* start Material for the task *

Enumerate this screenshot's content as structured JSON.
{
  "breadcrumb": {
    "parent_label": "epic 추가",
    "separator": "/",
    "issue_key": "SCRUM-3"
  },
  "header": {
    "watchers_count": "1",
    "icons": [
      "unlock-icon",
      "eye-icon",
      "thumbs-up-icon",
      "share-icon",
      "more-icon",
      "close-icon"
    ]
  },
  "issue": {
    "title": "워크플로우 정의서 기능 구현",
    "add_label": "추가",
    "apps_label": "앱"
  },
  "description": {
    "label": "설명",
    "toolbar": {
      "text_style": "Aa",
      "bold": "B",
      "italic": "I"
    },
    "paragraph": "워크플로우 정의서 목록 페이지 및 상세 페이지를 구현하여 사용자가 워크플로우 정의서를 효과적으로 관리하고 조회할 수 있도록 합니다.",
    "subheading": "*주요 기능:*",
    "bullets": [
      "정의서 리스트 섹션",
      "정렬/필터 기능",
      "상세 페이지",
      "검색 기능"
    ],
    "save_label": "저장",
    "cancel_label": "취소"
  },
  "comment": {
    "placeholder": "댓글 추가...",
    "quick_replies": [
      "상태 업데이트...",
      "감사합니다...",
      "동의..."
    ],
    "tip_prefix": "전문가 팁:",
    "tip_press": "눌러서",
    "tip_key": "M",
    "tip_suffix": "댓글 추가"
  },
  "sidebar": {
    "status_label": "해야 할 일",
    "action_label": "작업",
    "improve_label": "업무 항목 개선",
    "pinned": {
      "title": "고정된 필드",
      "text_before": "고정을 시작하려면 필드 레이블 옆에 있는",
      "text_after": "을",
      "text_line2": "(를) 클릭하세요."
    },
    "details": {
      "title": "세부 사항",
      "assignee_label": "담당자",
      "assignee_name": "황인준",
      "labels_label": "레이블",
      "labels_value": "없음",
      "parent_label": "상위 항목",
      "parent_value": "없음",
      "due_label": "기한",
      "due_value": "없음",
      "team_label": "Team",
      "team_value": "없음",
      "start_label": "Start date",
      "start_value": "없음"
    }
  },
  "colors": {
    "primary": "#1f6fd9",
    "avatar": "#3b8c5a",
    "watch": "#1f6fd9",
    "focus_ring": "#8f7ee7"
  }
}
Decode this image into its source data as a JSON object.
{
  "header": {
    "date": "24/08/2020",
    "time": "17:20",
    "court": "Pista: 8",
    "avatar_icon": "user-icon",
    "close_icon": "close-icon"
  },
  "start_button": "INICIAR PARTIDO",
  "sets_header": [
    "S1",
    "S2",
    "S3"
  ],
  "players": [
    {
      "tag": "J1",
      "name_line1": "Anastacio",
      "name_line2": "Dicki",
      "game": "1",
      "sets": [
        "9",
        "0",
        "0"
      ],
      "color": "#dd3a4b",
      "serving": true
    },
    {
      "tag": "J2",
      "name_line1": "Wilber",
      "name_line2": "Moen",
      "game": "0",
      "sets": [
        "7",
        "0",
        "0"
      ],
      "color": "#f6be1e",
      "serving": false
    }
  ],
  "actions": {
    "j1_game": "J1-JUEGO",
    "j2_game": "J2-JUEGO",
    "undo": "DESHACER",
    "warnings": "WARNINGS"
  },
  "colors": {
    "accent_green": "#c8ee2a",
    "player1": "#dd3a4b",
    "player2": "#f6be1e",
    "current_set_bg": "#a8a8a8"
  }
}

* end Material for the task *

Your task is to repeat every entry exactly.

Enumerate this screenshot's content as structured JSON.
{
  "breadcrumb": {
    "parent_label": "epic 추가",
    "separator": "/",
    "issue_key": "SCRUM-3"
  },
  "header": {
    "watchers_count": "1",
    "icons": [
      "unlock-icon",
      "eye-icon",
      "thumbs-up-icon",
      "share-icon",
      "more-icon",
      "close-icon"
    ]
  },
  "issue": {
    "title": "워크플로우 정의서 기능 구현",
    "add_label": "추가",
    "apps_label": "앱"
  },
  "description": {
    "label": "설명",
    "toolbar": {
      "text_style": "Aa",
      "bold": "B",
      "italic": "I"
    },
    "paragraph": "워크플로우 정의서 목록 페이지 및 상세 페이지를 구현하여 사용자가 워크플로우 정의서를 효과적으로 관리하고 조회할 수 있도록 합니다.",
    "subheading": "*주요 기능:*",
    "bullets": [
      "정의서 리스트 섹션",
      "정렬/필터 기능",
      "상세 페이지",
      "검색 기능"
    ],
    "save_label": "저장",
    "cancel_label": "취소"
  },
  "comment": {
    "placeholder": "댓글 추가...",
    "quick_replies": [
      "상태 업데이트...",
      "감사합니다...",
      "동의..."
    ],
    "tip_prefix": "전문가 팁:",
    "tip_press": "눌러서",
    "tip_key": "M",
    "tip_suffix": "댓글 추가"
  },
  "sidebar": {
    "status_label": "해야 할 일",
    "action_label": "작업",
    "improve_label": "업무 항목 개선",
    "pinned": {
      "title": "고정된 필드",
      "text_before": "고정을 시작하려면 필드 레이블 옆에 있는",
      "text_after": "을",
      "text_line2": "(를) 클릭하세요."
    },
    "details": {
      "title": "세부 사항",
      "assignee_label": "담당자",
      "assignee_name": "황인준",
      "labels_label": "레이블",
      "labels_value": "없음",
      "parent_label": "상위 항목",
      "parent_value": "없음",
      "due_label": "기한",
      "due_value": "없음",
      "team_label": "Team",
      "team_value": "없음",
      "start_label": "Start date",
      "start_value": "없음"
    }
  },
  "colors": {
    "primary": "#1f6fd9",
    "avatar": "#3b8c5a",
    "watch": "#1f6fd9",
    "focus_ring": "#8f7ee7"
  }
}
Decode this image into its source data as a JSON object.
{
  "header": {
    "date": "24/08/2020",
    "time": "17:20",
    "court": "Pista: 8",
    "avatar_icon": "user-icon",
    "close_icon": "close-icon"
  },
  "start_button": "INICIAR PARTIDO",
  "sets_header": [
    "S1",
    "S2",
    "S3"
  ],
  "players": [
    {
      "tag": "J1",
      "name_line1": "Anastacio",
      "name_line2": "Dicki",
      "game": "1",
      "sets": [
        "9",
        "0",
        "0"
      ],
      "color": "#dd3a4b",
      "serving": true
    },
    {
      "tag": "J2",
      "name_line1": "Wilber",
      "name_line2": "Moen",
      "game": "0",
      "sets": [
        "7",
        "0",
        "0"
      ],
      "color": "#f6be1e",
      "serving": false
    }
  ],
  "actions": {
    "j1_game": "J1-JUEGO",
    "j2_game": "J2-JUEGO",
    "undo": "DESHACER",
    "warnings": "WARNINGS"
  },
  "colors": {
    "accent_green": "#c8ee2a",
    "player1": "#dd3a4b",
    "player2": "#f6be1e",
    "current_set_bg": "#a8a8a8"
  }
}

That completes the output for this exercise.